Short exercise →
Reproduce all of the records exactly.
--- Start Excerpted data ---
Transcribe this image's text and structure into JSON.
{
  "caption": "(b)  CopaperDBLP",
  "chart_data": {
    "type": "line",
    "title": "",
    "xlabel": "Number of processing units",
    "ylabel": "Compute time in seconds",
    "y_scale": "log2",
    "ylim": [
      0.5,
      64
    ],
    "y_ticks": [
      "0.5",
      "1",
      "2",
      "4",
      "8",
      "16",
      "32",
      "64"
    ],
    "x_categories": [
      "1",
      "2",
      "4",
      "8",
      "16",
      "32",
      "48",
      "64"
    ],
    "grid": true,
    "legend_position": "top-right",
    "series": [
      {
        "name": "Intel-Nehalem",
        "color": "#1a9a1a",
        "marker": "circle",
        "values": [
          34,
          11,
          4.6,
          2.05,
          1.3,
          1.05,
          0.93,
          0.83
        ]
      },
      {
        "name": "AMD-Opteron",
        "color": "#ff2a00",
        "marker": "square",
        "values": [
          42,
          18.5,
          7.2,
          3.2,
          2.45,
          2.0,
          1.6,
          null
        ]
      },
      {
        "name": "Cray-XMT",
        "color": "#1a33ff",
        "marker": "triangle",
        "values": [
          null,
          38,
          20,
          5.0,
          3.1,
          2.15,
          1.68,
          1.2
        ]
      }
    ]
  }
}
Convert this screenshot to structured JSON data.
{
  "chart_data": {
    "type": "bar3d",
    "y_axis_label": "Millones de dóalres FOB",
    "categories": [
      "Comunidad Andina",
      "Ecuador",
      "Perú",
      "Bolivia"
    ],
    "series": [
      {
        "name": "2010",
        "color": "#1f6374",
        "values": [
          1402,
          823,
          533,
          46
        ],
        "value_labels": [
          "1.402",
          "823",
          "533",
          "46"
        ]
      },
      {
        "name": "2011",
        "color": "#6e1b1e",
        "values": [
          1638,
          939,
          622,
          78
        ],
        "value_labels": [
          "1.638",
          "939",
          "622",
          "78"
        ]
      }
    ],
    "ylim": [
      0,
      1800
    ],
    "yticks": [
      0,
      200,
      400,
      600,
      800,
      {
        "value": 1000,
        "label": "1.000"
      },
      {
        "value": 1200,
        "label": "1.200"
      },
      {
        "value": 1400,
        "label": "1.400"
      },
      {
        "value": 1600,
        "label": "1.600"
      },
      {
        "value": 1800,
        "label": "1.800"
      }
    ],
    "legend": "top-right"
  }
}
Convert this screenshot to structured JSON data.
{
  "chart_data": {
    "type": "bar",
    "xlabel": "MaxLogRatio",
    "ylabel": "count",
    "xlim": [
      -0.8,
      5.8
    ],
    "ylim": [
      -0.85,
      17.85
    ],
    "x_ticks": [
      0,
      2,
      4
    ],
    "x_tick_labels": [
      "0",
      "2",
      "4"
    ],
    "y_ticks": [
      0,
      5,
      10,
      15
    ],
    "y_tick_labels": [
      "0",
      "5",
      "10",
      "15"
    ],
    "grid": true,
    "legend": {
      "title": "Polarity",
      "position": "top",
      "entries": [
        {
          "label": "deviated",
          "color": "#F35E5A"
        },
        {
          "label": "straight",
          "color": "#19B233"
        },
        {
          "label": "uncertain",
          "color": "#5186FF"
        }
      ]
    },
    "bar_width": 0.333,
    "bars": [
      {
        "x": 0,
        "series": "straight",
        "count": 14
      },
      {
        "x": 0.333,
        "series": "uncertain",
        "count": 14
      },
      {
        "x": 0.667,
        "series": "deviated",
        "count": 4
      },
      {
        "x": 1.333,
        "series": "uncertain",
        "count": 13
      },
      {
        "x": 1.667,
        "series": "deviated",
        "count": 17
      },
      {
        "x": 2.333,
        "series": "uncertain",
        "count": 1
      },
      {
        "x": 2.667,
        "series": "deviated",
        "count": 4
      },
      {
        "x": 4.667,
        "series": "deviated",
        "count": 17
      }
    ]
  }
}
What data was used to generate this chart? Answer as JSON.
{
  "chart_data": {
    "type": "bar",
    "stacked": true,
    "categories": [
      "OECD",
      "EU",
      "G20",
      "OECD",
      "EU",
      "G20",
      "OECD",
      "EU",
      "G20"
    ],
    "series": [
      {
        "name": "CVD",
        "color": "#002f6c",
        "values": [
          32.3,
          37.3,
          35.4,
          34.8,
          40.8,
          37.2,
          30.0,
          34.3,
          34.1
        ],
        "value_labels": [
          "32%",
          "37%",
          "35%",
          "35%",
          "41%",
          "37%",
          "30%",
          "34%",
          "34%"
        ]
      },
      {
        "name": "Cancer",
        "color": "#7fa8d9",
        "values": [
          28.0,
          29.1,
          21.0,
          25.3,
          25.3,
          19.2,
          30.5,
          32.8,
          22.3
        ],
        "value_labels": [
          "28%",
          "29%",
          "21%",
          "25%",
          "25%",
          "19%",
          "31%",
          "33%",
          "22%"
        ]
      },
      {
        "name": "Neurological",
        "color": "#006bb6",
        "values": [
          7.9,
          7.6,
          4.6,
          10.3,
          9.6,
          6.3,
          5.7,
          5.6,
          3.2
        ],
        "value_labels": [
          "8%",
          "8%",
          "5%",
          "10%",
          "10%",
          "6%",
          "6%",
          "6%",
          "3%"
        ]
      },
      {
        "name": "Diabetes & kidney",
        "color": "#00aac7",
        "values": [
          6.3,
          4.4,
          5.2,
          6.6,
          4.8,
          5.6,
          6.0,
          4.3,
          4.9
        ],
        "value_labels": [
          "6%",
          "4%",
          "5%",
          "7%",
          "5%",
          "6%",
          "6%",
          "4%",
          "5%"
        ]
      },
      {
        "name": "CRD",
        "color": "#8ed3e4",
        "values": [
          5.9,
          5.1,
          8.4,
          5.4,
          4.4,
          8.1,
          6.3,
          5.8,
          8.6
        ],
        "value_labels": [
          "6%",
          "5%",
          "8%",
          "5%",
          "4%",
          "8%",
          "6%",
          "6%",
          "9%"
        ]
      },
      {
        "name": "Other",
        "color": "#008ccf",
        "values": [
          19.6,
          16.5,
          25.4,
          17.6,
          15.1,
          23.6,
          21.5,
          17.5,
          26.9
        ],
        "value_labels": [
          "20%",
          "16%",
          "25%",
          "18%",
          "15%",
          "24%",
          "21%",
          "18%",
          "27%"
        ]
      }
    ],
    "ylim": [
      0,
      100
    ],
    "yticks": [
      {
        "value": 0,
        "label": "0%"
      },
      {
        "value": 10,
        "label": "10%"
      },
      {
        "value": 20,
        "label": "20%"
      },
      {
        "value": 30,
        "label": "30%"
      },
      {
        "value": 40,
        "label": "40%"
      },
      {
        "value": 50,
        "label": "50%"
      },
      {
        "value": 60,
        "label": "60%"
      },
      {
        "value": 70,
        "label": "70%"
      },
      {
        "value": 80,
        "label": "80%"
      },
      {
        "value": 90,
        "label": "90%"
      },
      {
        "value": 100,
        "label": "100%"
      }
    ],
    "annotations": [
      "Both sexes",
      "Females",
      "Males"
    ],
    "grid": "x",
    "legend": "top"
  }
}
--- End Excerpted data ---
Solution to the exercise →
Transcribe this image's text and structure into JSON.
{
  "caption": "(b)  CopaperDBLP",
  "chart_data": {
    "type": "line",
    "title": "",
    "xlabel": "Number of processing units",
    "ylabel": "Compute time in seconds",
    "y_scale": "log2",
    "ylim": [
      0.5,
      64
    ],
    "y_ticks": [
      "0.5",
      "1",
      "2",
      "4",
      "8",
      "16",
      "32",
      "64"
    ],
    "x_categories": [
      "1",
      "2",
      "4",
      "8",
      "16",
      "32",
      "48",
      "64"
    ],
    "grid": true,
    "legend_position": "top-right",
    "series": [
      {
        "name": "Intel-Nehalem",
        "color": "#1a9a1a",
        "marker": "circle",
        "values": [
          34,
          11,
          4.6,
          2.05,
          1.3,
          1.05,
          0.93,
          0.83
        ]
      },
      {
        "name": "AMD-Opteron",
        "color": "#ff2a00",
        "marker": "square",
        "values": [
          42,
          18.5,
          7.2,
          3.2,
          2.45,
          2.0,
          1.6,
          null
        ]
      },
      {
        "name": "Cray-XMT",
        "color": "#1a33ff",
        "marker": "triangle",
        "values": [
          null,
          38,
          20,
          5.0,
          3.1,
          2.15,
          1.68,
          1.2
        ]
      }
    ]
  }
}
Convert this screenshot to structured JSON data.
{
  "chart_data": {
    "type": "bar3d",
    "y_axis_label": "Millones de dóalres FOB",
    "categories": [
      "Comunidad Andina",
      "Ecuador",
      "Perú",
      "Bolivia"
    ],
    "series": [
      {
        "name": "2010",
        "color": "#1f6374",
        "values": [
          1402,
          823,
          533,
          46
        ],
        "value_labels": [
          "1.402",
          "823",
          "533",
          "46"
        ]
      },
      {
        "name": "2011",
        "color": "#6e1b1e",
        "values": [
          1638,
          939,
          622,
          78
        ],
        "value_labels": [
          "1.638",
          "939",
          "622",
          "78"
        ]
      }
    ],
    "ylim": [
      0,
      1800
    ],
    "yticks": [
      0,
      200,
      400,
      600,
      800,
      {
        "value": 1000,
        "label": "1.000"
      },
      {
        "value": 1200,
        "label": "1.200"
      },
      {
        "value": 1400,
        "label": "1.400"
      },
      {
        "value": 1600,
        "label": "1.600"
      },
      {
        "value": 1800,
        "label": "1.800"
      }
    ],
    "legend": "top-right"
  }
}
Convert this screenshot to structured JSON data.
{
  "chart_data": {
    "type": "bar",
    "xlabel": "MaxLogRatio",
    "ylabel": "count",
    "xlim": [
      -0.8,
      5.8
    ],
    "ylim": [
      -0.85,
      17.85
    ],
    "x_ticks": [
      0,
      2,
      4
    ],
    "x_tick_labels": [
      "0",
      "2",
      "4"
    ],
    "y_ticks": [
      0,
      5,
      10,
      15
    ],
    "y_tick_labels": [
      "0",
      "5",
      "10",
      "15"
    ],
    "grid": true,
    "legend": {
      "title": "Polarity",
      "position": "top",
      "entries": [
        {
          "label": "deviated",
          "color": "#F35E5A"
        },
        {
          "label": "straight",
          "color": "#19B233"
        },
        {
          "label": "uncertain",
          "color": "#5186FF"
        }
      ]
    },
    "bar_width": 0.333,
    "bars": [
      {
        "x": 0,
        "series": "straight",
        "count": 14
      },
      {
        "x": 0.333,
        "series": "uncertain",
        "count": 14
      },
      {
        "x": 0.667,
        "series": "deviated",
        "count": 4
      },
      {
        "x": 1.333,
        "series": "uncertain",
        "count": 13
      },
      {
        "x": 1.667,
        "series": "deviated",
        "count": 17
      },
      {
        "x": 2.333,
        "series": "uncertain",
        "count": 1
      },
      {
        "x": 2.667,
        "series": "deviated",
        "count": 4
      },
      {
        "x": 4.667,
        "series": "deviated",
        "count": 17
      }
    ]
  }
}
What data was used to generate this chart? Answer as JSON.
{
  "chart_data": {
    "type": "bar",
    "stacked": true,
    "categories": [
      "OECD",
      "EU",
      "G20",
      "OECD",
      "EU",
      "G20",
      "OECD",
      "EU",
      "G20"
    ],
    "series": [
      {
        "name": "CVD",
        "color": "#002f6c",
        "values": [
          32.3,
          37.3,
          35.4,
          34.8,
          40.8,
          37.2,
          30.0,
          34.3,
          34.1
        ],
        "value_labels": [
          "32%",
          "37%",
          "35%",
          "35%",
          "41%",
          "37%",
          "30%",
          "34%",
          "34%"
        ]
      },
      {
        "name": "Cancer",
        "color": "#7fa8d9",
        "values": [
          28.0,
          29.1,
          21.0,
          25.3,
          25.3,
          19.2,
          30.5,
          32.8,
          22.3
        ],
        "value_labels": [
          "28%",
          "29%",
          "21%",
          "25%",
          "25%",
          "19%",
          "31%",
          "33%",
          "22%"
        ]
      },
      {
        "name": "Neurological",
        "color": "#006bb6",
        "values": [
          7.9,
          7.6,
          4.6,
          10.3,
          9.6,
          6.3,
          5.7,
          5.6,
          3.2
        ],
        "value_labels": [
          "8%",
          "8%",
          "5%",
          "10%",
          "10%",
          "6%",
          "6%",
          "6%",
          "3%"
        ]
      },
      {
        "name": "Diabetes & kidney",
        "color": "#00aac7",
        "values": [
          6.3,
          4.4,
          5.2,
          6.6,
          4.8,
          5.6,
          6.0,
          4.3,
          4.9
        ],
        "value_labels": [
          "6%",
          "4%",
          "5%",
          "7%",
          "5%",
          "6%",
          "6%",
          "4%",
          "5%"
        ]
      },
      {
        "name": "CRD",
        "color": "#8ed3e4",
        "values": [
          5.9,
          5.1,
          8.4,
          5.4,
          4.4,
          8.1,
          6.3,
          5.8,
          8.6
        ],
        "value_labels": [
          "6%",
          "5%",
          "8%",
          "5%",
          "4%",
          "8%",
          "6%",
          "6%",
          "9%"
        ]
      },
      {
        "name": "Other",
        "color": "#008ccf",
        "values": [
          19.6,
          16.5,
          25.4,
          17.6,
          15.1,
          23.6,
          21.5,
          17.5,
          26.9
        ],
        "value_labels": [
          "20%",
          "16%",
          "25%",
          "18%",
          "15%",
          "24%",
          "21%",
          "18%",
          "27%"
        ]
      }
    ],
    "ylim": [
      0,
      100
    ],
    "yticks": [
      {
        "value": 0,
        "label": "0%"
      },
      {
        "value": 10,
        "label": "10%"
      },
      {
        "value": 20,
        "label": "20%"
      },
      {
        "value": 30,
        "label": "30%"
      },
      {
        "value": 40,
        "label": "40%"
      },
      {
        "value": 50,
        "label": "50%"
      },
      {
        "value": 60,
        "label": "60%"
      },
      {
        "value": 70,
        "label": "70%"
      },
      {
        "value": 80,
        "label": "80%"
      },
      {
        "value": 90,
        "label": "90%"
      },
      {
        "value": 100,
        "label": "100%"
      }
    ],
    "annotations": [
      "Both sexes",
      "Females",
      "Males"
    ],
    "grid": "x",
    "legend": "top"
  }
}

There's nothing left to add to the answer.